*Task prompt*: From the entries below, pull out each line where "frames" appears.

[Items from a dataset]
===============

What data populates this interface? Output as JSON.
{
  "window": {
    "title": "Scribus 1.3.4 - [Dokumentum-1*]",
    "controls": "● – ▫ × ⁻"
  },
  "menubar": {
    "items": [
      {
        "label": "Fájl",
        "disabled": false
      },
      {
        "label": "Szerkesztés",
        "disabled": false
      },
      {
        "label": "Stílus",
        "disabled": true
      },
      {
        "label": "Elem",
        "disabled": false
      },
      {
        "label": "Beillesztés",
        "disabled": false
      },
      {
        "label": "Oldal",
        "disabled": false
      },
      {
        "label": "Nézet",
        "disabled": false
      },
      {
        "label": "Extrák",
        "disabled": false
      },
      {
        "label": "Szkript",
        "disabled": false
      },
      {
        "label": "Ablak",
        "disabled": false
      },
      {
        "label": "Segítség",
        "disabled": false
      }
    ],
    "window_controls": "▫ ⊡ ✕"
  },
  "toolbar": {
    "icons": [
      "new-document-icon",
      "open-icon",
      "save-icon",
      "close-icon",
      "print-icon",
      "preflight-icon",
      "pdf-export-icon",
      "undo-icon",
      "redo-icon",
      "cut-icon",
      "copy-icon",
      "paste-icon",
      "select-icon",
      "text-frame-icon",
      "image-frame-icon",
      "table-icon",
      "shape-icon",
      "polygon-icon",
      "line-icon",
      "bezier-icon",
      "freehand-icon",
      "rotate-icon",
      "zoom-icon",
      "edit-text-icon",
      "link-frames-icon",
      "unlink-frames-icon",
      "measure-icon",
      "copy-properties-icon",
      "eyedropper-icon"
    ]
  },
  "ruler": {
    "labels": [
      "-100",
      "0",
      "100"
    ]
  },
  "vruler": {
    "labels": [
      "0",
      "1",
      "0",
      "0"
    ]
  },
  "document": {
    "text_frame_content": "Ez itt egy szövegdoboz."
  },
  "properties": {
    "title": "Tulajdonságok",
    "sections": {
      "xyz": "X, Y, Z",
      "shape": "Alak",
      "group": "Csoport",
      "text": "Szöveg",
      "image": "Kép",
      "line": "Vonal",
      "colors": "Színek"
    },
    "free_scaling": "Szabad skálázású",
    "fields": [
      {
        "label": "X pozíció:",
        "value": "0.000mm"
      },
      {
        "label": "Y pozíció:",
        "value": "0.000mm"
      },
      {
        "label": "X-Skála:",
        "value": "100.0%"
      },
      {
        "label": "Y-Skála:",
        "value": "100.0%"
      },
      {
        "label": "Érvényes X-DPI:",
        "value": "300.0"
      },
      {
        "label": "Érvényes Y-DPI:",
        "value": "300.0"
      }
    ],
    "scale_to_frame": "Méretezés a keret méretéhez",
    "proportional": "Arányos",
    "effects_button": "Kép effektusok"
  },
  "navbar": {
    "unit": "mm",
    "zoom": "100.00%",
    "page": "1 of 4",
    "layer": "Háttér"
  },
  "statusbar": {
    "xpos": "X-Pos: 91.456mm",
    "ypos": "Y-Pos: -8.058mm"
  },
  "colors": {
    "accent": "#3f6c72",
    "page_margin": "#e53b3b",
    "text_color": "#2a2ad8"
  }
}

===============

*Solution to the problem*:
      "link-frames-icon",
      "unlink-frames-icon",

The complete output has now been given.